## Stored data
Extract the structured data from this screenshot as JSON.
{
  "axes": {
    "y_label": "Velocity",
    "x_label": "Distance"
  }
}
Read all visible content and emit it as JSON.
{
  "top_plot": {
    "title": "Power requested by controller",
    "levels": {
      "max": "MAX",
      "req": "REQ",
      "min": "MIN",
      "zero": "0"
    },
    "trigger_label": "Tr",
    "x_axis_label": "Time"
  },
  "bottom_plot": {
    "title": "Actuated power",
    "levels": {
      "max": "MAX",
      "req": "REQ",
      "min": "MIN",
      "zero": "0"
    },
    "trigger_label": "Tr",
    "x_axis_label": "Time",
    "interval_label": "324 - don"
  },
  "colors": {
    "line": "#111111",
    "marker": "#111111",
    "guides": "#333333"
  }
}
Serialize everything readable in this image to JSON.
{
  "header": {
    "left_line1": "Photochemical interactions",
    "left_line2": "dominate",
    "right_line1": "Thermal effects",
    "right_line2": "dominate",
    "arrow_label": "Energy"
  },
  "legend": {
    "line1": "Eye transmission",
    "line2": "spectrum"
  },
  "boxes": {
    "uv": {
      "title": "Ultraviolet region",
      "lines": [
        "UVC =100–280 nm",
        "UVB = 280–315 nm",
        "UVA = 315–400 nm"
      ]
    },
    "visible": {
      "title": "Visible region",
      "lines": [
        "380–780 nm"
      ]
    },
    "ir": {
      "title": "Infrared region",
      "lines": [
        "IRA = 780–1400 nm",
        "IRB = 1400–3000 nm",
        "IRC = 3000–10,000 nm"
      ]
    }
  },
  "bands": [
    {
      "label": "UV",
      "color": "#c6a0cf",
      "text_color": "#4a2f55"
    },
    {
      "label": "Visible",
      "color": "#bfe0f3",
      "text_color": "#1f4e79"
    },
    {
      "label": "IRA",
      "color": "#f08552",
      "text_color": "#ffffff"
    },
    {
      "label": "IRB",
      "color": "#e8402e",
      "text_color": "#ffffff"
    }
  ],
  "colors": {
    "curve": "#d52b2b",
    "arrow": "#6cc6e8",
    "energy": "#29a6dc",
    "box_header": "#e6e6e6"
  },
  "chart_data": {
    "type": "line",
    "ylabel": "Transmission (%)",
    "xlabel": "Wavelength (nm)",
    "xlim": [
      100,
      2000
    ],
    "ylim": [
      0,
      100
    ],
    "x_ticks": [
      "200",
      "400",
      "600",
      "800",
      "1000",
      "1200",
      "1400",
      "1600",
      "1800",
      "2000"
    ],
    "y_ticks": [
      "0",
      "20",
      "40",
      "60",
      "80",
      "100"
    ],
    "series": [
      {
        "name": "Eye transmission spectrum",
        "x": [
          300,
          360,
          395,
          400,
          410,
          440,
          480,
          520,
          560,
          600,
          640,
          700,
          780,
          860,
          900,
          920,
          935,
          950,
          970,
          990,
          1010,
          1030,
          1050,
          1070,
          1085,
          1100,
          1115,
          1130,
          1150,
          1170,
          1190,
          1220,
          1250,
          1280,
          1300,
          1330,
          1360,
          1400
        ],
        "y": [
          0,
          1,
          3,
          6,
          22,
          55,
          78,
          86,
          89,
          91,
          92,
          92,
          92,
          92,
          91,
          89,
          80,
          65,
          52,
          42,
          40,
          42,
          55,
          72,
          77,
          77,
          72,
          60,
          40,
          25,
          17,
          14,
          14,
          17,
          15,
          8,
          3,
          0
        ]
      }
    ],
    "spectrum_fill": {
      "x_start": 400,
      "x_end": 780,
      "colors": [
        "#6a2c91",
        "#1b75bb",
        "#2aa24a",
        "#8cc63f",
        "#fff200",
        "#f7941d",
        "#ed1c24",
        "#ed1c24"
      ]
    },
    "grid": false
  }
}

## Problem to work on
Exactly as shown above, return every record.

## Response
Extract the structured data from this screenshot as JSON.
{
  "axes": {
    "y_label": "Velocity",
    "x_label": "Distance"
  }
}
Read all visible content and emit it as JSON.
{
  "top_plot": {
    "title": "Power requested by controller",
    "levels": {
      "max": "MAX",
      "req": "REQ",
      "min": "MIN",
      "zero": "0"
    },
    "trigger_label": "Tr",
    "x_axis_label": "Time"
  },
  "bottom_plot": {
    "title": "Actuated power",
    "levels": {
      "max": "MAX",
      "req": "REQ",
      "min": "MIN",
      "zero": "0"
    },
    "trigger_label": "Tr",
    "x_axis_label": "Time",
    "interval_label": "324 - don"
  },
  "colors": {
    "line": "#111111",
    "marker": "#111111",
    "guides": "#333333"
  }
}
Serialize everything readable in this image to JSON.
{
  "header": {
    "left_line1": "Photochemical interactions",
    "left_line2": "dominate",
    "right_line1": "Thermal effects",
    "right_line2": "dominate",
    "arrow_label": "Energy"
  },
  "legend": {
    "line1": "Eye transmission",
    "line2": "spectrum"
  },
  "boxes": {
    "uv": {
      "title": "Ultraviolet region",
      "lines": [
        "UVC =100–280 nm",
        "UVB = 280–315 nm",
        "UVA = 315–400 nm"
      ]
    },
    "visible": {
      "title": "Visible region",
      "lines": [
        "380–780 nm"
      ]
    },
    "ir": {
      "title": "Infrared region",
      "lines": [
        "IRA = 780–1400 nm",
        "IRB = 1400–3000 nm",
        "IRC = 3000–10,000 nm"
      ]
    }
  },
  "bands": [
    {
      "label": "UV",
      "color": "#c6a0cf",
      "text_color": "#4a2f55"
    },
    {
      "label": "Visible",
      "color": "#bfe0f3",
      "text_color": "#1f4e79"
    },
    {
      "label": "IRA",
      "color": "#f08552",
      "text_color": "#ffffff"
    },
    {
      "label": "IRB",
      "color": "#e8402e",
      "text_color": "#ffffff"
    }
  ],
  "colors": {
    "curve": "#d52b2b",
    "arrow": "#6cc6e8",
    "energy": "#29a6dc",
    "box_header": "#e6e6e6"
  },
  "chart_data": {
    "type": "line",
    "ylabel": "Transmission (%)",
    "xlabel": "Wavelength (nm)",
    "xlim": [
      100,
      2000
    ],
    "ylim": [
      0,
      100
    ],
    "x_ticks": [
      "200",
      "400",
      "600",
      "800",
      "1000",
      "1200",
      "1400",
      "1600",
      "1800",
      "2000"
    ],
    "y_ticks": [
      "0",
      "20",
      "40",
      "60",
      "80",
      "100"
    ],
    "series": [
      {
        "name": "Eye transmission spectrum",
        "x": [
          300,
          360,
          395,
          400,
          410,
          440,
          480,
          520,
          560,
          600,
          640,
          700,
          780,
          860,
          900,
          920,
          935,
          950,
          970,
          990,
          1010,
          1030,
          1050,
          1070,
          1085,
          1100,
          1115,
          1130,
          1150,
          1170,
          1190,
          1220,
          1250,
          1280,
          1300,
          1330,
          1360,
          1400
        ],
        "y": [
          0,
          1,
          3,
          6,
          22,
          55,
          78,
          86,
          89,
          91,
          92,
          92,
          92,
          92,
          91,
          89,
          80,
          65,
          52,
          42,
          40,
          42,
          55,
          72,
          77,
          77,
          72,
          60,
          40,
          25,
          17,
          14,
          14,
          17,
          15,
          8,
          3,
          0
        ]
      }
    ],
    "spectrum_fill": {
      "x_start": 400,
      "x_end": 780,
      "colors": [
        "#6a2c91",
        "#1b75bb",
        "#2aa24a",
        "#8cc63f",
        "#fff200",
        "#f7941d",
        "#ed1c24",
        "#ed1c24"
      ]
    },
    "grid": false
  }
}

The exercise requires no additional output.